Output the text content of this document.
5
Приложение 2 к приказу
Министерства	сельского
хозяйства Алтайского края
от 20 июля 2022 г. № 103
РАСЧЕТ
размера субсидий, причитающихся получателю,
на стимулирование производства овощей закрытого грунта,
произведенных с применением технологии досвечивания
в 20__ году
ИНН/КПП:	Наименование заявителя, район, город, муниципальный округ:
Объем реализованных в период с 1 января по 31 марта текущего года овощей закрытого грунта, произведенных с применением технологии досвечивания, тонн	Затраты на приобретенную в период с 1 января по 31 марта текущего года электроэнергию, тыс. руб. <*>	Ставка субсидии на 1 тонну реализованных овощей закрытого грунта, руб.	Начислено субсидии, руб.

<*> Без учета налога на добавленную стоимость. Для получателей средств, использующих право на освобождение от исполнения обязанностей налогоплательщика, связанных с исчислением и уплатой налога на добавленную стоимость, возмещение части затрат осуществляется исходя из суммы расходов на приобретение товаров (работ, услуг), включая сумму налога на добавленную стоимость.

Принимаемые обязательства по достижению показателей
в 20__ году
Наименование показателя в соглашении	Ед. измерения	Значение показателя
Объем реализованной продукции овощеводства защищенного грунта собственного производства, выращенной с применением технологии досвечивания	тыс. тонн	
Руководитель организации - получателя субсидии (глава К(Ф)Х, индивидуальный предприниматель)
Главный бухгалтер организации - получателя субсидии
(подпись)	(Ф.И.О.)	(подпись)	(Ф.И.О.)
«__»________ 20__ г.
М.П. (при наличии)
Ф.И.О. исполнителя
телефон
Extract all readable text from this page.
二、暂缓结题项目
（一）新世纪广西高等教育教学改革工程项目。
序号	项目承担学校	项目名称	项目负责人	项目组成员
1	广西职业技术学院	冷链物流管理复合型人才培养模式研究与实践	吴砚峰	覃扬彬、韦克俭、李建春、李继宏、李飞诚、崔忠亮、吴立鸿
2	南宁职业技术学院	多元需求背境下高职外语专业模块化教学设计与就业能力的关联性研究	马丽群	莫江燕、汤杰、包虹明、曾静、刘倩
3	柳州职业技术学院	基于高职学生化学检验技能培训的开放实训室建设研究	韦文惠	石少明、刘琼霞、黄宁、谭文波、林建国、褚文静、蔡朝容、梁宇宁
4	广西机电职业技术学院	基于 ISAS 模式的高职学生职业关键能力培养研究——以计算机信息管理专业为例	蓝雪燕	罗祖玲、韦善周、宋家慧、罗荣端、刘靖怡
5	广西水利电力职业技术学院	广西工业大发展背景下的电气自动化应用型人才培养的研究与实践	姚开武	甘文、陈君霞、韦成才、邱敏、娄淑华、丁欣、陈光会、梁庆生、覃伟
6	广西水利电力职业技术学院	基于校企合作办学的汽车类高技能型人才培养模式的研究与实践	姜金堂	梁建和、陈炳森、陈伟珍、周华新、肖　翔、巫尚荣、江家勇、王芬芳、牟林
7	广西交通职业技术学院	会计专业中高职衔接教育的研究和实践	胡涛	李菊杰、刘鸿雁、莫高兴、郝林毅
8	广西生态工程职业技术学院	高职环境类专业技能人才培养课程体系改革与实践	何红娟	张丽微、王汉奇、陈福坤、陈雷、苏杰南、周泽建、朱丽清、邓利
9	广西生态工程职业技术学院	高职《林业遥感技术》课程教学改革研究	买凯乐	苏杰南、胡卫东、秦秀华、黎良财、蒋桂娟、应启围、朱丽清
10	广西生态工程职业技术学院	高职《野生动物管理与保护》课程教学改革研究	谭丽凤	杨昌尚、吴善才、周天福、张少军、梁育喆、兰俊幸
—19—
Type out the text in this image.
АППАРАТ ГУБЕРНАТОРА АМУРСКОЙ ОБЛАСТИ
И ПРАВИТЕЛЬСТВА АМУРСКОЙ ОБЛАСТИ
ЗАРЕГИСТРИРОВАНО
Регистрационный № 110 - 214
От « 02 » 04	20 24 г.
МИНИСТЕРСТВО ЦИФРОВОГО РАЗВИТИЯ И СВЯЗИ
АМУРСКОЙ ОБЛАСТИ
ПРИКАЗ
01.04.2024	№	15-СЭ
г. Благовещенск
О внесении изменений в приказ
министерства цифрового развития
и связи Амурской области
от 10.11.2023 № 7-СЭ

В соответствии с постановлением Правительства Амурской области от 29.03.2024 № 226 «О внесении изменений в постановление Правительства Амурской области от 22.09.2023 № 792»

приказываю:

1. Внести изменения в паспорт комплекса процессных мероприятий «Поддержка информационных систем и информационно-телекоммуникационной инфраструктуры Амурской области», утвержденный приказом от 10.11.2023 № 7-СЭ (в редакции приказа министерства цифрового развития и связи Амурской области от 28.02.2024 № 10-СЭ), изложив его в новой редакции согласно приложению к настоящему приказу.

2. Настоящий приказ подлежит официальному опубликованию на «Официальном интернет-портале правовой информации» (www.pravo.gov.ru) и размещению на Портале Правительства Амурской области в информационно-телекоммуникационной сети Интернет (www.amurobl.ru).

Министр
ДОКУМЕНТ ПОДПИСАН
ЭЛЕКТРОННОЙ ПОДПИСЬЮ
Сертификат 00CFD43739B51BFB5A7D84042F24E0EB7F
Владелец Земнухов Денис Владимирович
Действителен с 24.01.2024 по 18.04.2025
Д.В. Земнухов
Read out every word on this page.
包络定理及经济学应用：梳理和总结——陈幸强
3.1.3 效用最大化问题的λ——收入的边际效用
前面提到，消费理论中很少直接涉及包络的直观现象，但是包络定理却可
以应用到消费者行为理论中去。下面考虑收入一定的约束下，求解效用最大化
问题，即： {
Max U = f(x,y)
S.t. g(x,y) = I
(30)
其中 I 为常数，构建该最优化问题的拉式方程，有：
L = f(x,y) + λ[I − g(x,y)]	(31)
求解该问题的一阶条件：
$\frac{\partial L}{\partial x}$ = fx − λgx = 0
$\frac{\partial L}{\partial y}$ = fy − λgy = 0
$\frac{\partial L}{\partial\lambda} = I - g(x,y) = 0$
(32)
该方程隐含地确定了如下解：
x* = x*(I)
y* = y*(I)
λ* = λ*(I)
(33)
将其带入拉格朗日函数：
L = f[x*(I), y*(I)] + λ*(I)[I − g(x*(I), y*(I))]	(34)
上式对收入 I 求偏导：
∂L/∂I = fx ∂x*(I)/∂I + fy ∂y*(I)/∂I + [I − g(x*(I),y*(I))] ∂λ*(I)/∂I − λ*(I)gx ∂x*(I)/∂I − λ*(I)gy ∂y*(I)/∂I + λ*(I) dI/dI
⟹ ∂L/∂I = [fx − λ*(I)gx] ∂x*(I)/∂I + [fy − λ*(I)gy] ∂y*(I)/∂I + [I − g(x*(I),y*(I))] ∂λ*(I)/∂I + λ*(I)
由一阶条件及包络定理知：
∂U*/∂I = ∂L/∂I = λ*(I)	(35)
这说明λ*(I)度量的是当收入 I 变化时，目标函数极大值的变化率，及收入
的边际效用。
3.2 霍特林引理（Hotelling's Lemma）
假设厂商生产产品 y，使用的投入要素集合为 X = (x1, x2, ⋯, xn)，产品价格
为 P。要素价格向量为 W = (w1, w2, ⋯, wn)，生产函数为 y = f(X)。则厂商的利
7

========================================================================

• **GIVEN PROBLEM**
Report each line in the preceding entries that holds the string "text".

• **OUTPUT BELOW**
Output the text content of this document.
Extract all readable text from this page.
Type out the text in this image.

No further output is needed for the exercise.